Stated task -
Exactly reproduce all the records, keeping pictures out of the copy.

──────

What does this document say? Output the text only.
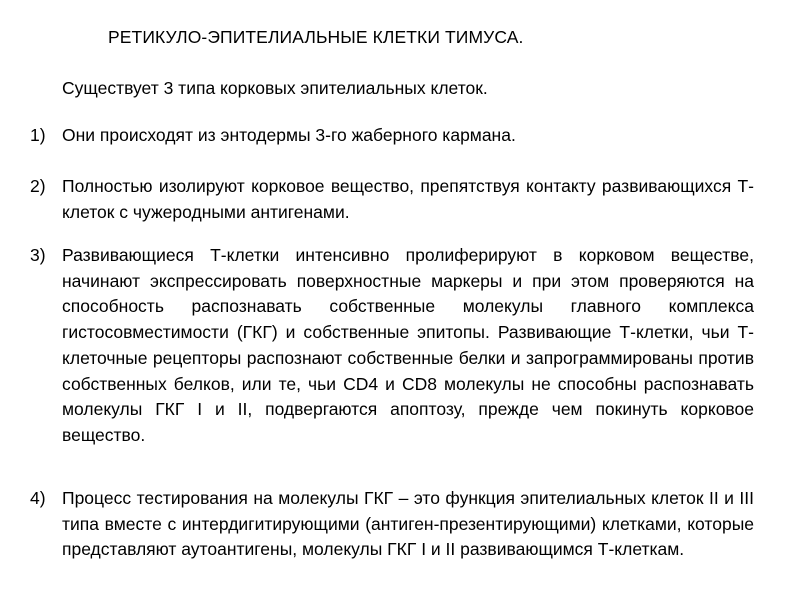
РЕТИКУЛО-ЭПИТЕЛИАЛЬНЫЕ КЛЕТКИ ТИМУСА.
Существует 3 типа корковых эпителиальных клеток.
1) Они происходят из энтодермы 3-го жаберного кармана.
2) Полностью изолируют корковое вещество, препятствуя контакту развивающихся Т-клеток с чужеродными антигенами.
3) Развивающиеся Т-клетки интенсивно пролиферируют в корковом веществе, начинают экспрессировать поверхностные маркеры и при этом проверяются на способность распознавать собственные молекулы главного комплекса гистосовместимости (ГКГ) и собственные эпитопы. Развивающие Т-клетки, чьи Т-клеточные рецепторы распознают собственные белки и запрограммированы против собственных белков, или те, чьи CD4 и CD8 молекулы не способны распознавать молекулы ГКГ I и II, подвергаются апоптозу, прежде чем покинуть корковое вещество.
4) Процесс тестирования на молекулы ГКГ – это функция эпителиальных клеток II и III типа вместе с интердигитирующими (антиген-презентирующими) клетками, которые представляют аутоантигены, молекулы ГКГ I и II развивающимся Т-клеткам.
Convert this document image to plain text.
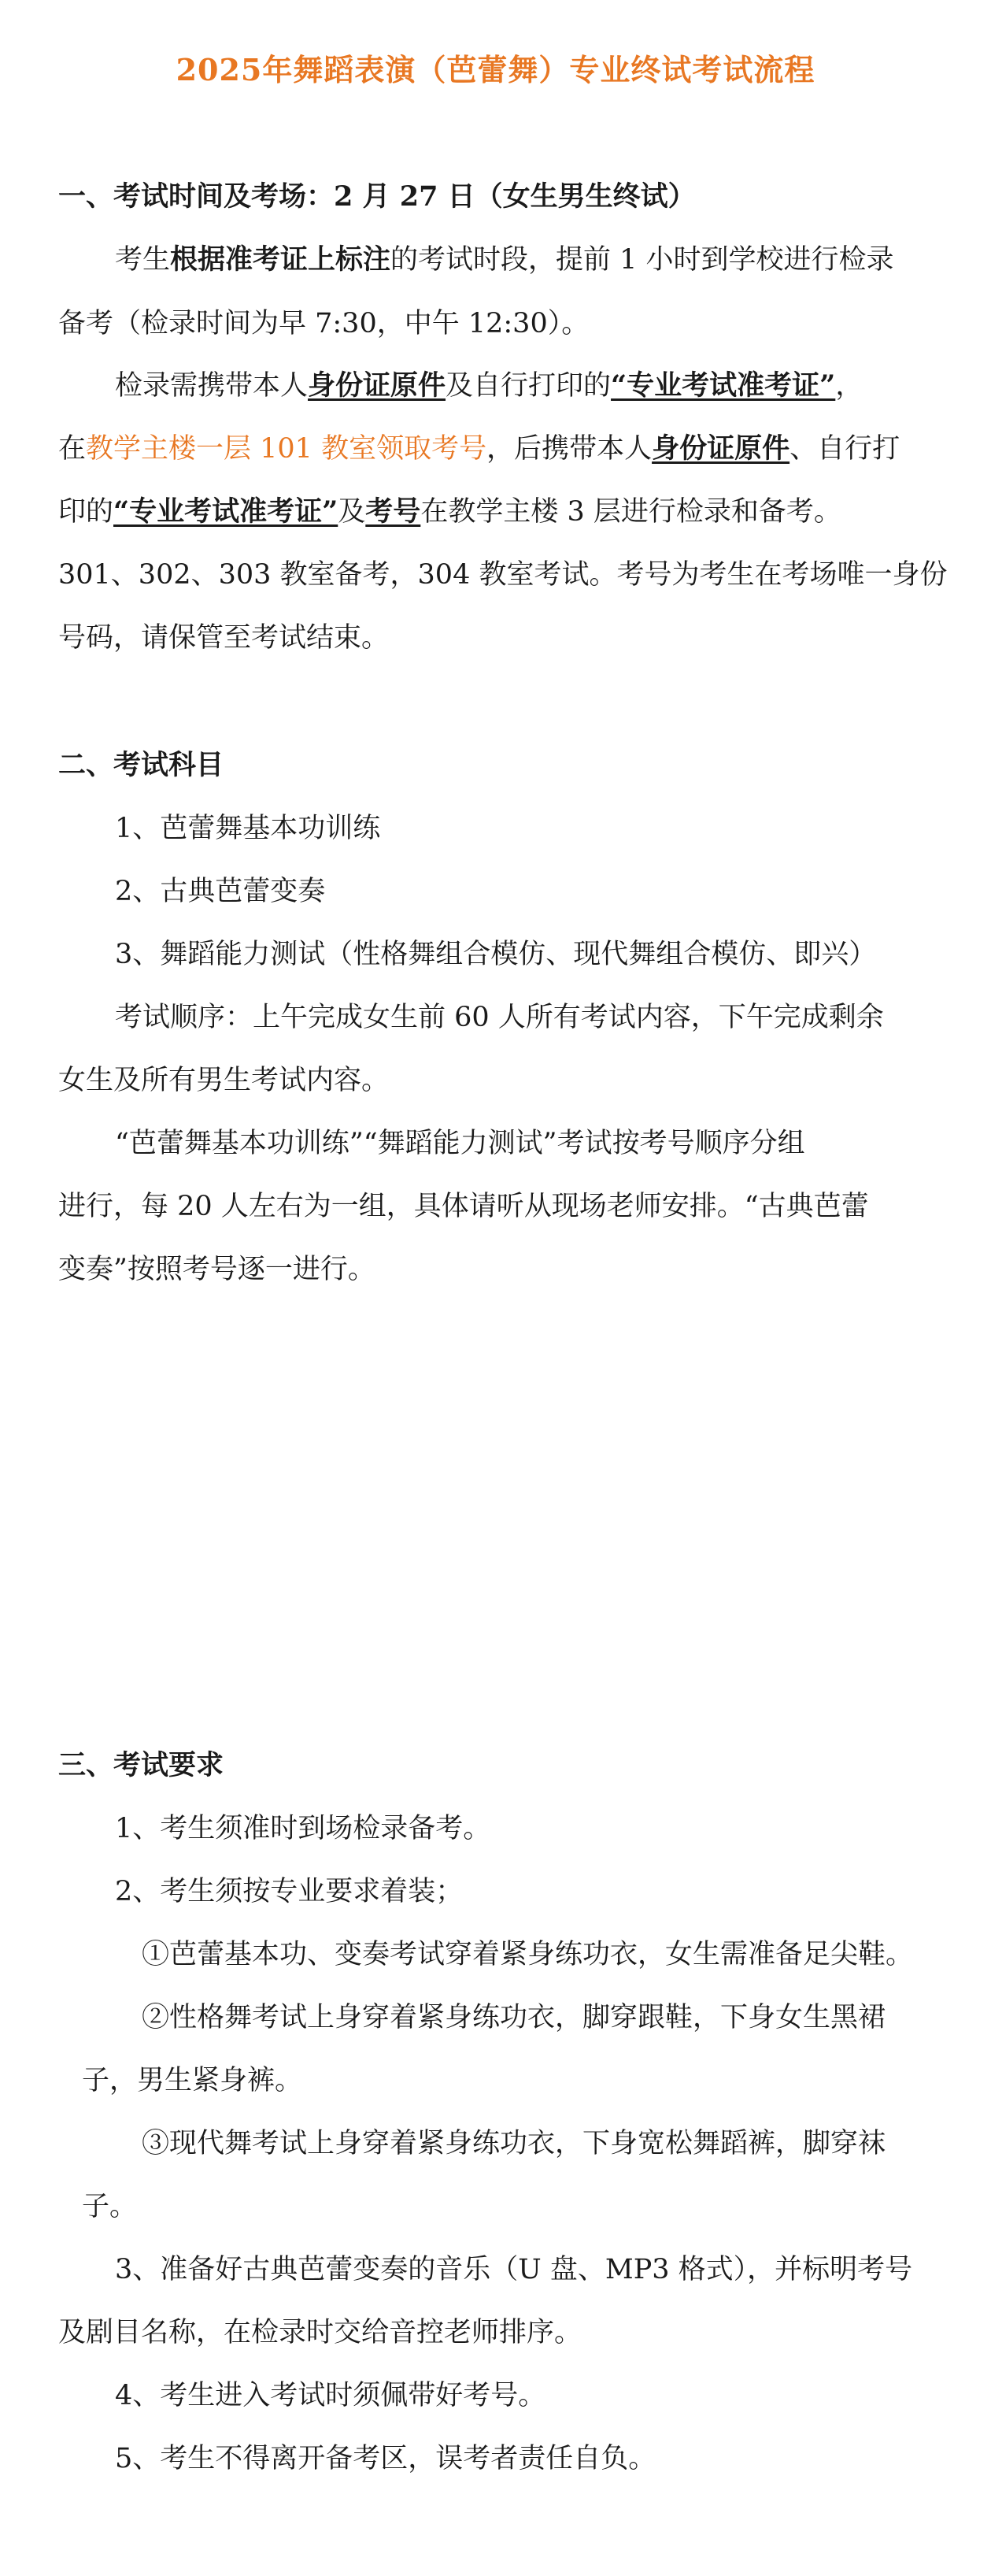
2025年舞蹈表演（芭蕾舞）专业终试考试流程
一、考试时间及考场：2 月 27 日（女生男生终试）
考生根据准考证上标注的考试时段，提前 1 小时到学校进行检录
备考（检录时间为早 7:30，中午 12:30）。
检录需携带本人身份证原件及自行打印的“专业考试准考证”，
在教学主楼一层 101 教室领取考号，后携带本人身份证原件、自行打
印的“专业考试准考证”及考号在教学主楼 3 层进行检录和备考。
301、302、303 教室备考，304 教室考试。考号为考生在考场唯一身份
号码，请保管至考试结束。
二、考试科目
1、芭蕾舞基本功训练
2、古典芭蕾变奏
3、舞蹈能力测试（性格舞组合模仿、现代舞组合模仿、即兴）
考试顺序：上午完成女生前 60 人所有考试内容，下午完成剩余
女生及所有男生考试内容。
“芭蕾舞基本功训练”“舞蹈能力测试”考试按考号顺序分组
进行，每 20 人左右为一组，具体请听从现场老师安排。“古典芭蕾
变奏”按照考号逐一进行。
三、考试要求
1、考生须准时到场检录备考。
2、考生须按专业要求着装；
①芭蕾基本功、变奏考试穿着紧身练功衣，女生需准备足尖鞋。
②性格舞考试上身穿着紧身练功衣，脚穿跟鞋，下身女生黑裙
子，男生紧身裤。
③现代舞考试上身穿着紧身练功衣，下身宽松舞蹈裤，脚穿袜
子。
3、准备好古典芭蕾变奏的音乐（U 盘、MP3 格式），并标明考号
及剧目名称，在检录时交给音控老师排序。
4、考生进入考试时须佩带好考号。
5、考生不得离开备考区，误考者责任自负。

──────

Correct answer -
What does this document say? Output the text only.
РЕТИКУЛО-ЭПИТЕЛИАЛЬНЫЕ КЛЕТКИ ТИМУСА.
Существует 3 типа корковых эпителиальных клеток.
1) Они происходят из энтодермы 3-го жаберного кармана.
2) Полностью изолируют корковое вещество, препятствуя контакту развивающихся Т-клеток с чужеродными антигенами.
3) Развивающиеся Т-клетки интенсивно пролиферируют в корковом веществе, начинают экспрессировать поверхностные маркеры и при этом проверяются на способность распознавать собственные молекулы главного комплекса гистосовместимости (ГКГ) и собственные эпитопы. Развивающие Т-клетки, чьи Т-клеточные рецепторы распознают собственные белки и запрограммированы против собственных белков, или те, чьи CD4 и CD8 молекулы не способны распознавать молекулы ГКГ I и II, подвергаются апоптозу, прежде чем покинуть корковое вещество.
4) Процесс тестирования на молекулы ГКГ – это функция эпителиальных клеток II и III типа вместе с интердигитирующими (антиген-презентирующими) клетками, которые представляют аутоантигены, молекулы ГКГ I и II развивающимся Т-клеткам.
Convert this document image to plain text.
2025年舞蹈表演（芭蕾舞）专业终试考试流程
一、考试时间及考场：2 月 27 日（女生男生终试）
考生根据准考证上标注的考试时段，提前 1 小时到学校进行检录
备考（检录时间为早 7:30，中午 12:30）。
检录需携带本人身份证原件及自行打印的“专业考试准考证”，
在教学主楼一层 101 教室领取考号，后携带本人身份证原件、自行打
印的“专业考试准考证”及考号在教学主楼 3 层进行检录和备考。
301、302、303 教室备考，304 教室考试。考号为考生在考场唯一身份
号码，请保管至考试结束。
二、考试科目
1、芭蕾舞基本功训练
2、古典芭蕾变奏
3、舞蹈能力测试（性格舞组合模仿、现代舞组合模仿、即兴）
考试顺序：上午完成女生前 60 人所有考试内容，下午完成剩余
女生及所有男生考试内容。
“芭蕾舞基本功训练”“舞蹈能力测试”考试按考号顺序分组
进行，每 20 人左右为一组，具体请听从现场老师安排。“古典芭蕾
变奏”按照考号逐一进行。
三、考试要求
1、考生须准时到场检录备考。
2、考生须按专业要求着装；
①芭蕾基本功、变奏考试穿着紧身练功衣，女生需准备足尖鞋。
②性格舞考试上身穿着紧身练功衣，脚穿跟鞋，下身女生黑裙
子，男生紧身裤。
③现代舞考试上身穿着紧身练功衣，下身宽松舞蹈裤，脚穿袜
子。
3、准备好古典芭蕾变奏的音乐（U 盘、MP3 格式），并标明考号
及剧目名称，在检录时交给音控老师排序。
4、考生进入考试时须佩带好考号。
5、考生不得离开备考区，误考者责任自负。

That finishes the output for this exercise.